**Given instruction**
All of the listing below must be repeated word for word. Pictures are the only thing to omit.

**Supplied records**
-- begin --
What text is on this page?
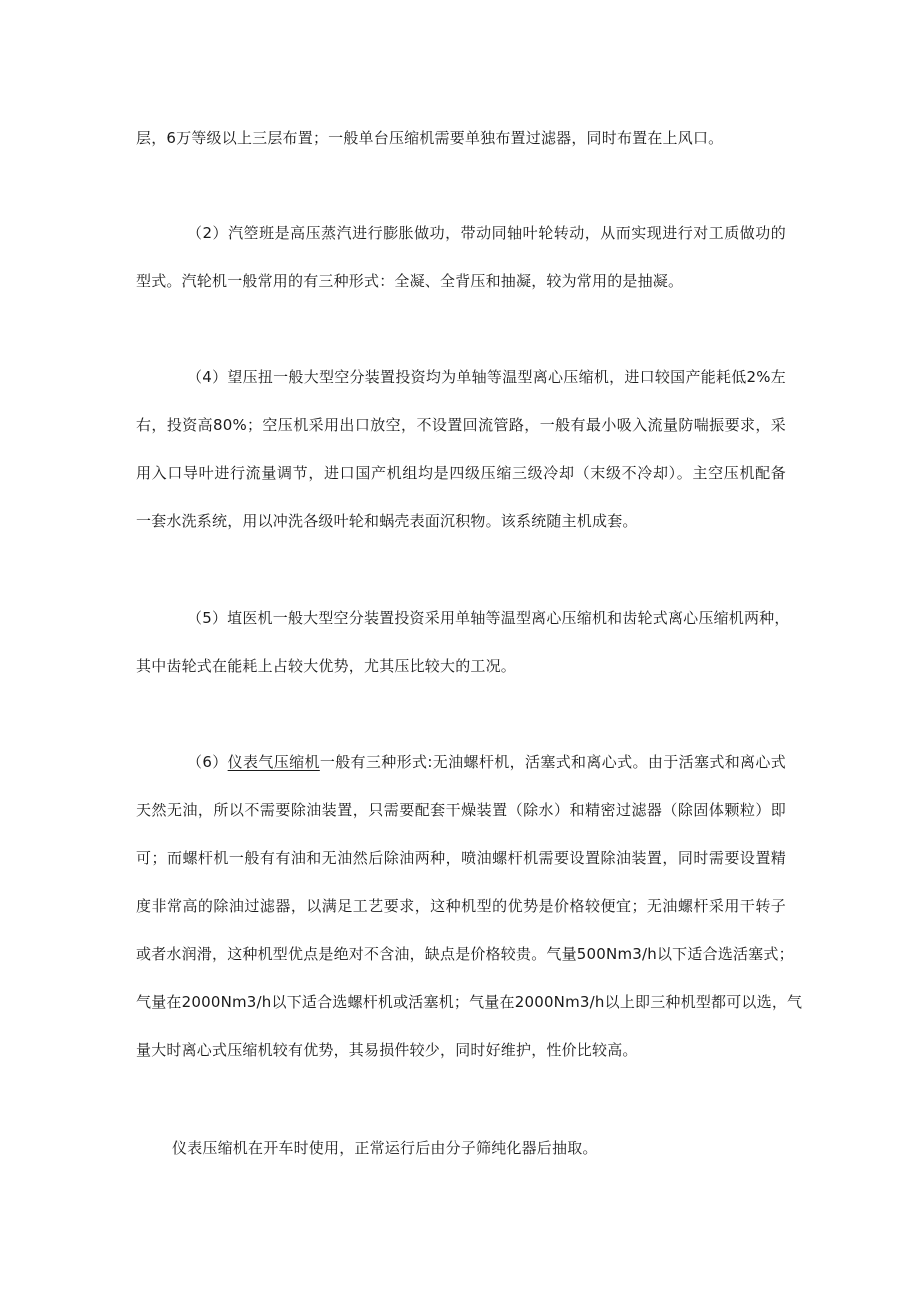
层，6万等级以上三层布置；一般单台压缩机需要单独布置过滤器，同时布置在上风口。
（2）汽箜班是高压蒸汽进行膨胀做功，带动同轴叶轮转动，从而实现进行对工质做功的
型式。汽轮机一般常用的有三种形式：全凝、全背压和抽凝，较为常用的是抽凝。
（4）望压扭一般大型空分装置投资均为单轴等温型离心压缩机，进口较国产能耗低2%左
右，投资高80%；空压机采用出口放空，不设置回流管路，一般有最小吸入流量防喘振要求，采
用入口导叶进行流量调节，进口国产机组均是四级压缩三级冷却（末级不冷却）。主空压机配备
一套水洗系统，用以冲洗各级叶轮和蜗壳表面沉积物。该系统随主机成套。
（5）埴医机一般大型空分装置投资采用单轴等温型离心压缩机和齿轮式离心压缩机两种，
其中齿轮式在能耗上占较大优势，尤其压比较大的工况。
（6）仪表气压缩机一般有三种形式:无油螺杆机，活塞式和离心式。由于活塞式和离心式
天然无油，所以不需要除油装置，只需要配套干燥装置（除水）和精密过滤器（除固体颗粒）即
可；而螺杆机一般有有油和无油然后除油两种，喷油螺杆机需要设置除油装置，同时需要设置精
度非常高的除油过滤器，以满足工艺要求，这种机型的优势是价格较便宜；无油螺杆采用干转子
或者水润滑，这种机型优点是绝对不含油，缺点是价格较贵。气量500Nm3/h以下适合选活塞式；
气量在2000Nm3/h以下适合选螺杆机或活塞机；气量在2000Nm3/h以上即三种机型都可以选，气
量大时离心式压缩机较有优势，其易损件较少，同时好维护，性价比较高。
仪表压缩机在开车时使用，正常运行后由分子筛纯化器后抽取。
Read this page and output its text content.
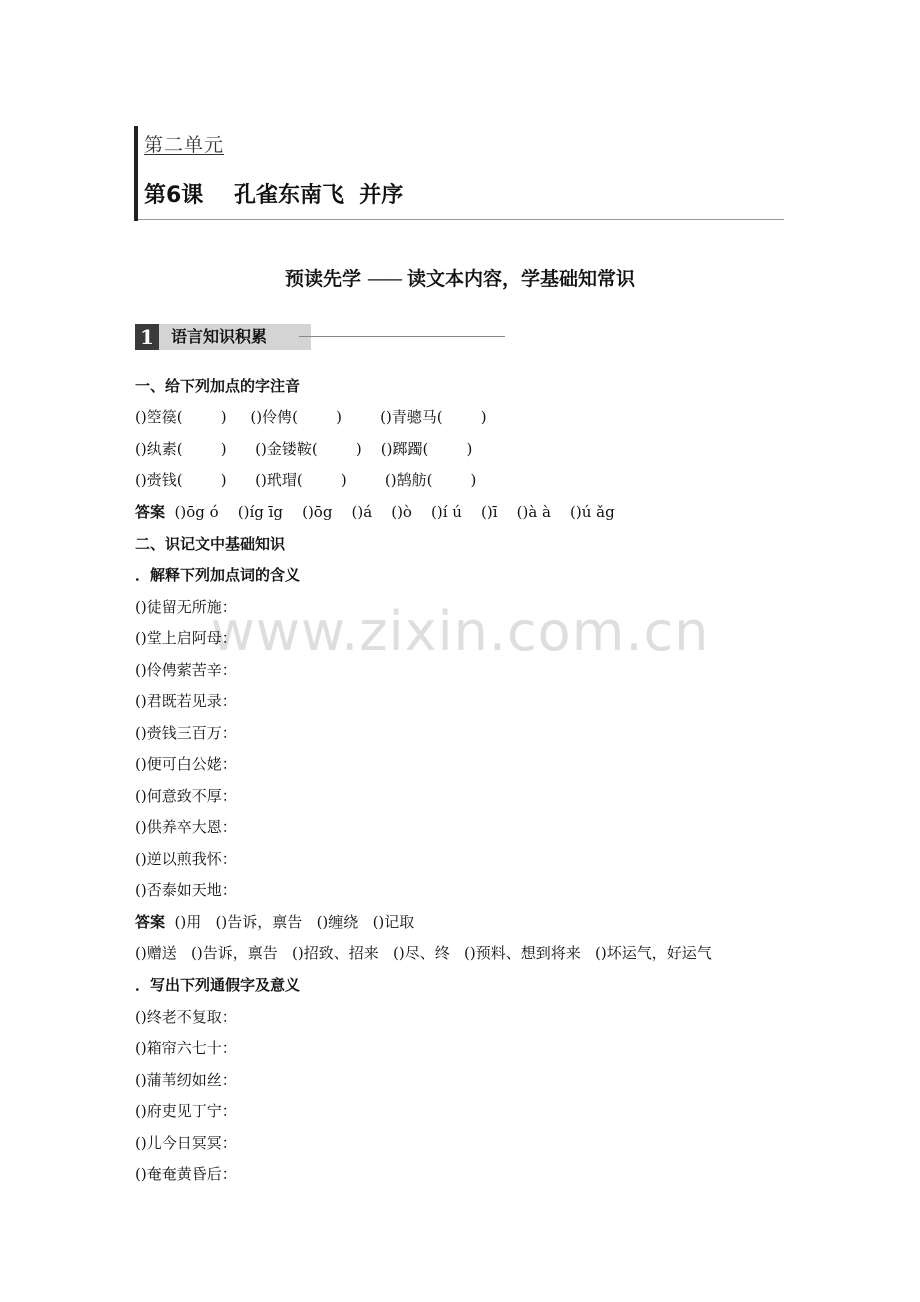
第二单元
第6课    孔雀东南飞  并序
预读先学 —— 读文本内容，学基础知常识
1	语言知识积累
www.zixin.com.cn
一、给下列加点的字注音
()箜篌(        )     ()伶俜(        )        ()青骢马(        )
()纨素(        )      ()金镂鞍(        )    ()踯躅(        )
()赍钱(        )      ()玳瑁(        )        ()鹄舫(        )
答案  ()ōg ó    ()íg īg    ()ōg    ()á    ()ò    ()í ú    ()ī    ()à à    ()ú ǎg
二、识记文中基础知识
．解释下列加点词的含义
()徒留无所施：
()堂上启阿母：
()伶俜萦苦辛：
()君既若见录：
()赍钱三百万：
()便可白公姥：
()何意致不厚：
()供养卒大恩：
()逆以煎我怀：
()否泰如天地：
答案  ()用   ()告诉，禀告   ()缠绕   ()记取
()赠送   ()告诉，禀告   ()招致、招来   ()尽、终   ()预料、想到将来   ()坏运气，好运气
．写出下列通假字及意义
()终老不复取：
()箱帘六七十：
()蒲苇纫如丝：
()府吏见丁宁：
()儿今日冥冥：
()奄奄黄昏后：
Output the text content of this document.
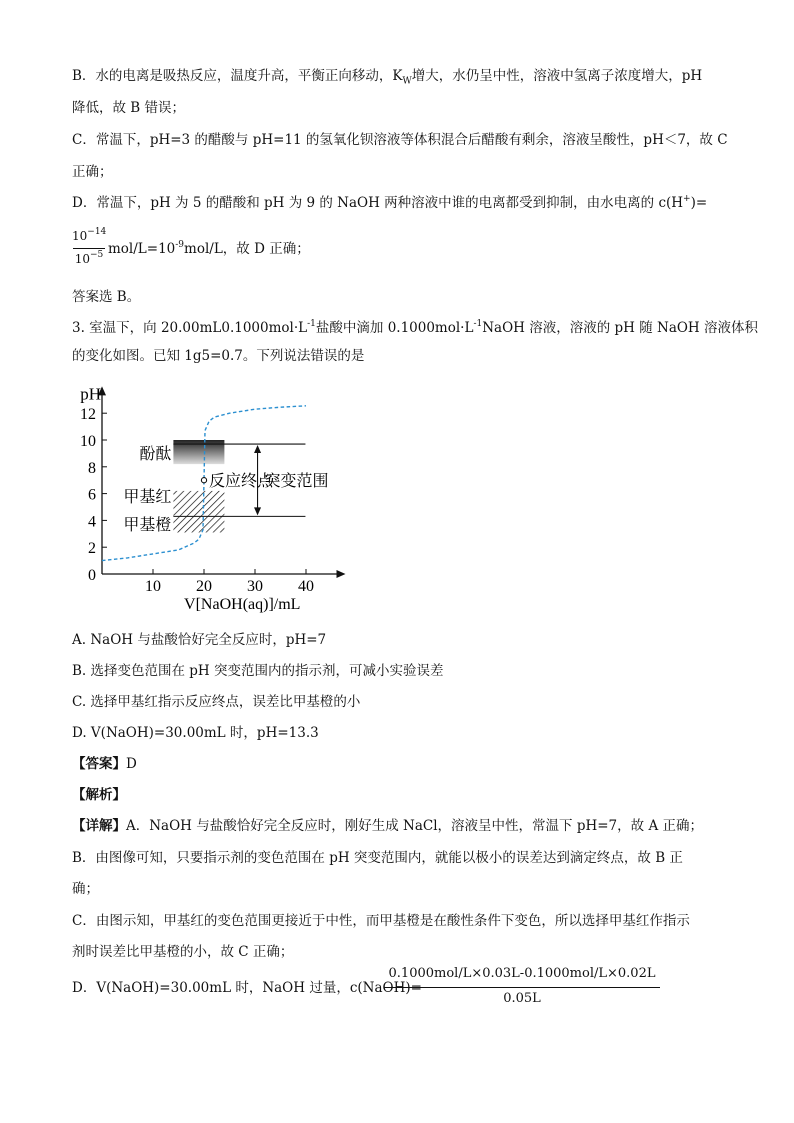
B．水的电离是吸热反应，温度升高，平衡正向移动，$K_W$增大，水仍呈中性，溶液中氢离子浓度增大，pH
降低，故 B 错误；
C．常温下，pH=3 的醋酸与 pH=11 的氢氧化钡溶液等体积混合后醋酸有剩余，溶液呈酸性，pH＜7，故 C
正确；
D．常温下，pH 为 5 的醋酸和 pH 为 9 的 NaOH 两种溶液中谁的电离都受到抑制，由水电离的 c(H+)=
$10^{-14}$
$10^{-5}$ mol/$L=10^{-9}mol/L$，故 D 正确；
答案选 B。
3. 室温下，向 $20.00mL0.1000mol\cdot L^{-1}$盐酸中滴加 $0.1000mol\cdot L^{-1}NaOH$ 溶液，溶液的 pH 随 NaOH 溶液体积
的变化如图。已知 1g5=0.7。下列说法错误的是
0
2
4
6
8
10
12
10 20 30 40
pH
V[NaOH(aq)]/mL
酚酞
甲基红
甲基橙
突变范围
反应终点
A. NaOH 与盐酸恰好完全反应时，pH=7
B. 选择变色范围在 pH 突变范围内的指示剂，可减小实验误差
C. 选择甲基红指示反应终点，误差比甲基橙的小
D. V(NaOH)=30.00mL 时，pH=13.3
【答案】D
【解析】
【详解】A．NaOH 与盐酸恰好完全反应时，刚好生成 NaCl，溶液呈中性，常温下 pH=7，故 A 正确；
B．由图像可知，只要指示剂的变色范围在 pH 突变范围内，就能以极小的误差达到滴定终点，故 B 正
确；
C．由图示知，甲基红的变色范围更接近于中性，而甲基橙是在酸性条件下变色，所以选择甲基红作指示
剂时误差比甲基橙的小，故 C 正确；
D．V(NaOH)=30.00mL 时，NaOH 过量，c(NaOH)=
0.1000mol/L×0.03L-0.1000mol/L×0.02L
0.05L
-- end --
**The output**
What text is on this page?
层，6万等级以上三层布置；一般单台压缩机需要单独布置过滤器，同时布置在上风口。
（2）汽箜班是高压蒸汽进行膨胀做功，带动同轴叶轮转动，从而实现进行对工质做功的
型式。汽轮机一般常用的有三种形式：全凝、全背压和抽凝，较为常用的是抽凝。
（4）望压扭一般大型空分装置投资均为单轴等温型离心压缩机，进口较国产能耗低2%左
右，投资高80%；空压机采用出口放空，不设置回流管路，一般有最小吸入流量防喘振要求，采
用入口导叶进行流量调节，进口国产机组均是四级压缩三级冷却（末级不冷却）。主空压机配备
一套水洗系统，用以冲洗各级叶轮和蜗壳表面沉积物。该系统随主机成套。
（5）埴医机一般大型空分装置投资采用单轴等温型离心压缩机和齿轮式离心压缩机两种，
其中齿轮式在能耗上占较大优势，尤其压比较大的工况。
（6）仪表气压缩机一般有三种形式:无油螺杆机，活塞式和离心式。由于活塞式和离心式
天然无油，所以不需要除油装置，只需要配套干燥装置（除水）和精密过滤器（除固体颗粒）即
可；而螺杆机一般有有油和无油然后除油两种，喷油螺杆机需要设置除油装置，同时需要设置精
度非常高的除油过滤器，以满足工艺要求，这种机型的优势是价格较便宜；无油螺杆采用干转子
或者水润滑，这种机型优点是绝对不含油，缺点是价格较贵。气量500Nm3/h以下适合选活塞式；
气量在2000Nm3/h以下适合选螺杆机或活塞机；气量在2000Nm3/h以上即三种机型都可以选，气
量大时离心式压缩机较有优势，其易损件较少，同时好维护，性价比较高。
仪表压缩机在开车时使用，正常运行后由分子筛纯化器后抽取。
Read this page and output its text content.
第二单元
第6课    孔雀东南飞  并序
预读先学 —— 读文本内容，学基础知常识
1	语言知识积累
www.zixin.com.cn
一、给下列加点的字注音
()箜篌(        )     ()伶俜(        )        ()青骢马(        )
()纨素(        )      ()金镂鞍(        )    ()踯躅(        )
()赍钱(        )      ()玳瑁(        )        ()鹄舫(        )
答案  ()ōg ó    ()íg īg    ()ōg    ()á    ()ò    ()í ú    ()ī    ()à à    ()ú ǎg
二、识记文中基础知识
．解释下列加点词的含义
()徒留无所施：
()堂上启阿母：
()伶俜萦苦辛：
()君既若见录：
()赍钱三百万：
()便可白公姥：
()何意致不厚：
()供养卒大恩：
()逆以煎我怀：
()否泰如天地：
答案  ()用   ()告诉，禀告   ()缠绕   ()记取
()赠送   ()告诉，禀告   ()招致、招来   ()尽、终   ()预料、想到将来   ()坏运气，好运气
．写出下列通假字及意义
()终老不复取：
()箱帘六七十：
()蒲苇纫如丝：
()府吏见丁宁：
()儿今日冥冥：
()奄奄黄昏后：
Output the text content of this document.
B．水的电离是吸热反应，温度升高，平衡正向移动，$K_W$增大，水仍呈中性，溶液中氢离子浓度增大，pH
降低，故 B 错误；
C．常温下，pH=3 的醋酸与 pH=11 的氢氧化钡溶液等体积混合后醋酸有剩余，溶液呈酸性，pH＜7，故 C
正确；
D．常温下，pH 为 5 的醋酸和 pH 为 9 的 NaOH 两种溶液中谁的电离都受到抑制，由水电离的 c(H+)=
$10^{-14}$
$10^{-5}$ mol/$L=10^{-9}mol/L$，故 D 正确；
答案选 B。
3. 室温下，向 $20.00mL0.1000mol\cdot L^{-1}$盐酸中滴加 $0.1000mol\cdot L^{-1}NaOH$ 溶液，溶液的 pH 随 NaOH 溶液体积
的变化如图。已知 1g5=0.7。下列说法错误的是
0
2
4
6
8
10
12
10 20 30 40
pH
V[NaOH(aq)]/mL
酚酞
甲基红
甲基橙
突变范围
反应终点
A. NaOH 与盐酸恰好完全反应时，pH=7
B. 选择变色范围在 pH 突变范围内的指示剂，可减小实验误差
C. 选择甲基红指示反应终点，误差比甲基橙的小
D. V(NaOH)=30.00mL 时，pH=13.3
【答案】D
【解析】
【详解】A．NaOH 与盐酸恰好完全反应时，刚好生成 NaCl，溶液呈中性，常温下 pH=7，故 A 正确；
B．由图像可知，只要指示剂的变色范围在 pH 突变范围内，就能以极小的误差达到滴定终点，故 B 正
确；
C．由图示知，甲基红的变色范围更接近于中性，而甲基橙是在酸性条件下变色，所以选择甲基红作指示
剂时误差比甲基橙的小，故 C 正确；
D．V(NaOH)=30.00mL 时，NaOH 过量，c(NaOH)=
0.1000mol/L×0.03L-0.1000mol/L×0.02L
0.05L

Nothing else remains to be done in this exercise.